DIRECTION — Find each line with "name" and copy it.

DATASET ROWS —
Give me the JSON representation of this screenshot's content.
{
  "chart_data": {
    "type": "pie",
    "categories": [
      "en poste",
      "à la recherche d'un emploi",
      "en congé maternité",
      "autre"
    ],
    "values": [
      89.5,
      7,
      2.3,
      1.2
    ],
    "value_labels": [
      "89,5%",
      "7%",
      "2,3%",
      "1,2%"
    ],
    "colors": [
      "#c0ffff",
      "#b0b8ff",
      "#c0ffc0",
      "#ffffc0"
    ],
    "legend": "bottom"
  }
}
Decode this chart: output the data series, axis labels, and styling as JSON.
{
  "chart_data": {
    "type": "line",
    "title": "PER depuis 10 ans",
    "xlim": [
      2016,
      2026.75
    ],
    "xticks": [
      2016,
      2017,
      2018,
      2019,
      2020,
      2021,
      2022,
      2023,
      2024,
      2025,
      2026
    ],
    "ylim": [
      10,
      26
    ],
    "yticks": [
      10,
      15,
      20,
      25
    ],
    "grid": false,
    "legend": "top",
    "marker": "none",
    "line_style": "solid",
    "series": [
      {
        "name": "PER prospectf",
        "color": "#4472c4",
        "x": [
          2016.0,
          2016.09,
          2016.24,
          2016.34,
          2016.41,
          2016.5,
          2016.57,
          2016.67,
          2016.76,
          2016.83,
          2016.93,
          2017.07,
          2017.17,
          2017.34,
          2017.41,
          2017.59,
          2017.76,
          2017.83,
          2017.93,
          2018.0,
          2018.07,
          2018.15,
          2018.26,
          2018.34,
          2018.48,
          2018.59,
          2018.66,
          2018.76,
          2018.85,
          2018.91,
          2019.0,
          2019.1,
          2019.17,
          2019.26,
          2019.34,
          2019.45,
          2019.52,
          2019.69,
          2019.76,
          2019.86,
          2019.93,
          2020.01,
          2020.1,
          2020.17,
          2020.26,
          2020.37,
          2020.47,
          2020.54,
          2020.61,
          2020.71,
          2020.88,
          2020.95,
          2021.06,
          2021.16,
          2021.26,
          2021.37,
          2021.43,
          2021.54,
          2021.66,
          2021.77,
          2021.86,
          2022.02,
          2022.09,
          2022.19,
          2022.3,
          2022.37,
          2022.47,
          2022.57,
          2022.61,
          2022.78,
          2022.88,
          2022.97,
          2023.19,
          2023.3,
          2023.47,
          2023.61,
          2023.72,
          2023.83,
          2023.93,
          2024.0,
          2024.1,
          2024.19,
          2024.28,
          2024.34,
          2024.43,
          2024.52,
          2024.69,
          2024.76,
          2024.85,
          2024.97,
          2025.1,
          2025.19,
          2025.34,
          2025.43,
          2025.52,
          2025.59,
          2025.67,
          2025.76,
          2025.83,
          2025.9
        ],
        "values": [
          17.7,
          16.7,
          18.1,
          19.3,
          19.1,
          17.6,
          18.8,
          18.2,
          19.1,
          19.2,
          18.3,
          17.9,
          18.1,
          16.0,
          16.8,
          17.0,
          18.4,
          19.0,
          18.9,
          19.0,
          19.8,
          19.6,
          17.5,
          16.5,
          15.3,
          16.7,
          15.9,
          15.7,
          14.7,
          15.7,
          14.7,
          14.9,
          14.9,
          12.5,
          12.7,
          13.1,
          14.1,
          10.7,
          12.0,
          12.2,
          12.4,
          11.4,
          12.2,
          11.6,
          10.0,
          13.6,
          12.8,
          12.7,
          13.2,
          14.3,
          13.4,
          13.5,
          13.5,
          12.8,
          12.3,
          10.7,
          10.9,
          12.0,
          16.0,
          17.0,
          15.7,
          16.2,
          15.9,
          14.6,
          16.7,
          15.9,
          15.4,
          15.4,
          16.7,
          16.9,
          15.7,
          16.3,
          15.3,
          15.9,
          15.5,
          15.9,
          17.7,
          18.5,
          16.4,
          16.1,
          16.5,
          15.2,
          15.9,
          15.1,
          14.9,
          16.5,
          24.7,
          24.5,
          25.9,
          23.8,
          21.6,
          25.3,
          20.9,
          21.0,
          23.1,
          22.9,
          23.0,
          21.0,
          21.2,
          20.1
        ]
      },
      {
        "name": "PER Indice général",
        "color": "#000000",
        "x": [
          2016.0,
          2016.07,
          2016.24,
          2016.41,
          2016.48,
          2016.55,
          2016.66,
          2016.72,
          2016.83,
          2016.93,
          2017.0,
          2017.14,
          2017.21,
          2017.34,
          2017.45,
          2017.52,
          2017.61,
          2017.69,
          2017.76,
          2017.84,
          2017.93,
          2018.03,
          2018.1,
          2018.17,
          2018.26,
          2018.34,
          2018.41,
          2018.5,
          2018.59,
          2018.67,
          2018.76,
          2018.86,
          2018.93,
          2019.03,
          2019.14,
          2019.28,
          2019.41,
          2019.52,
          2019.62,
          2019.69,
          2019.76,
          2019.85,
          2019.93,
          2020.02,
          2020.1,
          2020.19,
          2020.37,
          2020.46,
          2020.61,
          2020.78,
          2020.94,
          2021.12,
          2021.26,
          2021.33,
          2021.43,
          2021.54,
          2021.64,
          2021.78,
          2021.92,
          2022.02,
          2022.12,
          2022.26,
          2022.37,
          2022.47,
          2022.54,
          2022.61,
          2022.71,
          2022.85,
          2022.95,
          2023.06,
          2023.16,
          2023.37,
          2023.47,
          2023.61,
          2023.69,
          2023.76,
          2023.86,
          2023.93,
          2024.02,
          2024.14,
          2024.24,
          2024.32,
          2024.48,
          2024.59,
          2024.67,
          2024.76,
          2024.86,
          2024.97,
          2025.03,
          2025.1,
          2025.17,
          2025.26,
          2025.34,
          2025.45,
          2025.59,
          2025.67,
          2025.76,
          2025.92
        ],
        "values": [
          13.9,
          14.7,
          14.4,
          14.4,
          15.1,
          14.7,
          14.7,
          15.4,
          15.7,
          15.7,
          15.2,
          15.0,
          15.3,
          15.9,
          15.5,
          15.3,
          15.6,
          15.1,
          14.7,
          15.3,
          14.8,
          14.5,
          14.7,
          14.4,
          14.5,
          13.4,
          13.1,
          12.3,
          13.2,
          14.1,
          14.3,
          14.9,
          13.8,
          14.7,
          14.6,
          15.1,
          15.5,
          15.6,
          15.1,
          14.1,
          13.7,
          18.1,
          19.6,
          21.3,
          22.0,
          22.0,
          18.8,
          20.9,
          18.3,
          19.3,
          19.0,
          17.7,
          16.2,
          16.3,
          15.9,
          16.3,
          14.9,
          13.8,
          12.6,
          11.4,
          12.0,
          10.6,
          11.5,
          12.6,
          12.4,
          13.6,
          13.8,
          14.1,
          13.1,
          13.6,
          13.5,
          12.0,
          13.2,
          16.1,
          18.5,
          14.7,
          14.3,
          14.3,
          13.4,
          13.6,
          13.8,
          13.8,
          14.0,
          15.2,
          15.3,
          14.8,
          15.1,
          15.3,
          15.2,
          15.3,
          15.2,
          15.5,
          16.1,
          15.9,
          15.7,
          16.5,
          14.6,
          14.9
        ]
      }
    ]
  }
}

TASK SOLUTION —
        "name": "PER prospectf",
        "name": "PER Indice général",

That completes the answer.